__What you will do__
Copy every record exactly, and keep the pictures out.

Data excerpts
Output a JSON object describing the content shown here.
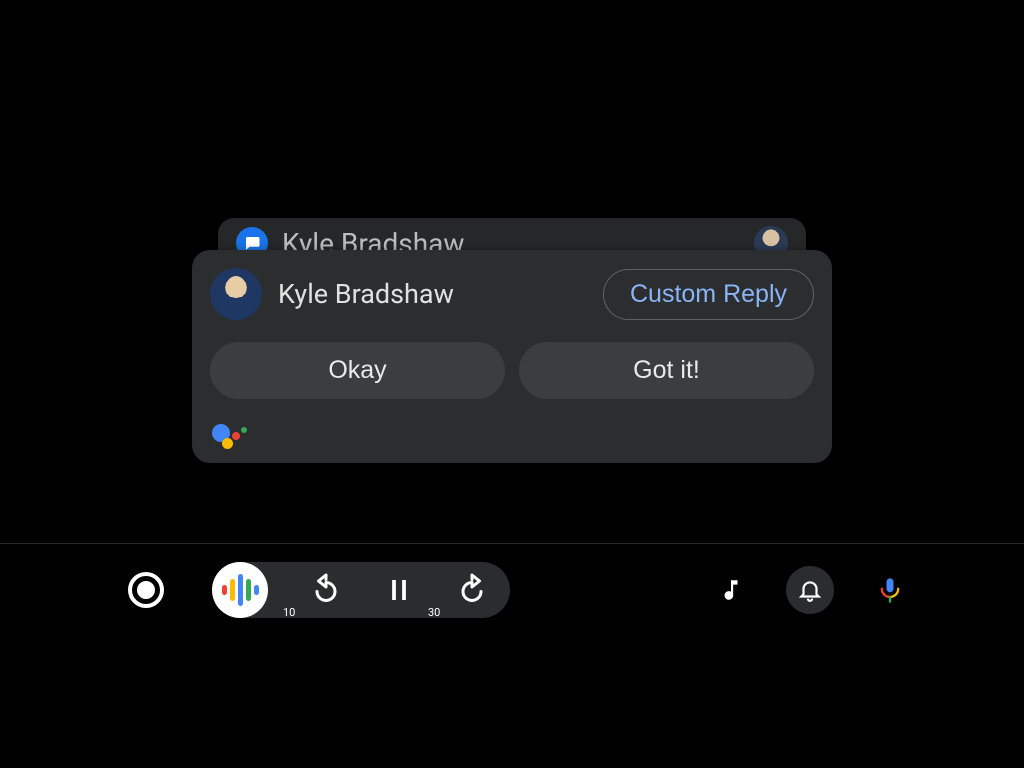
{
  "stacked_card": {
    "app_icon_name": "messages-app-icon",
    "sender_name": "Kyle Bradshaw"
  },
  "notification": {
    "sender_name": "Kyle Bradshaw",
    "custom_reply_label": "Custom Reply",
    "quick_replies": [
      "Okay",
      "Got it!"
    ],
    "assistant_icon_name": "google-assistant-icon"
  },
  "navbar": {
    "home_icon": "home-circle-icon",
    "active_app_icon": "google-podcasts-icon",
    "rewind_seconds": "10",
    "forward_seconds": "30",
    "music_icon": "music-note-icon",
    "bell_icon": "bell-icon",
    "mic_icon": "assistant-mic-icon"
  }
}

__In response__
Output a JSON object describing the content shown here.
{
  "stacked_card": {
    "app_icon_name": "messages-app-icon",
    "sender_name": "Kyle Bradshaw"
  },
  "notification": {
    "sender_name": "Kyle Bradshaw",
    "custom_reply_label": "Custom Reply",
    "quick_replies": [
      "Okay",
      "Got it!"
    ],
    "assistant_icon_name": "google-assistant-icon"
  },
  "navbar": {
    "home_icon": "home-circle-icon",
    "active_app_icon": "google-podcasts-icon",
    "rewind_seconds": "10",
    "forward_seconds": "30",
    "music_icon": "music-note-icon",
    "bell_icon": "bell-icon",
    "mic_icon": "assistant-mic-icon"
  }
}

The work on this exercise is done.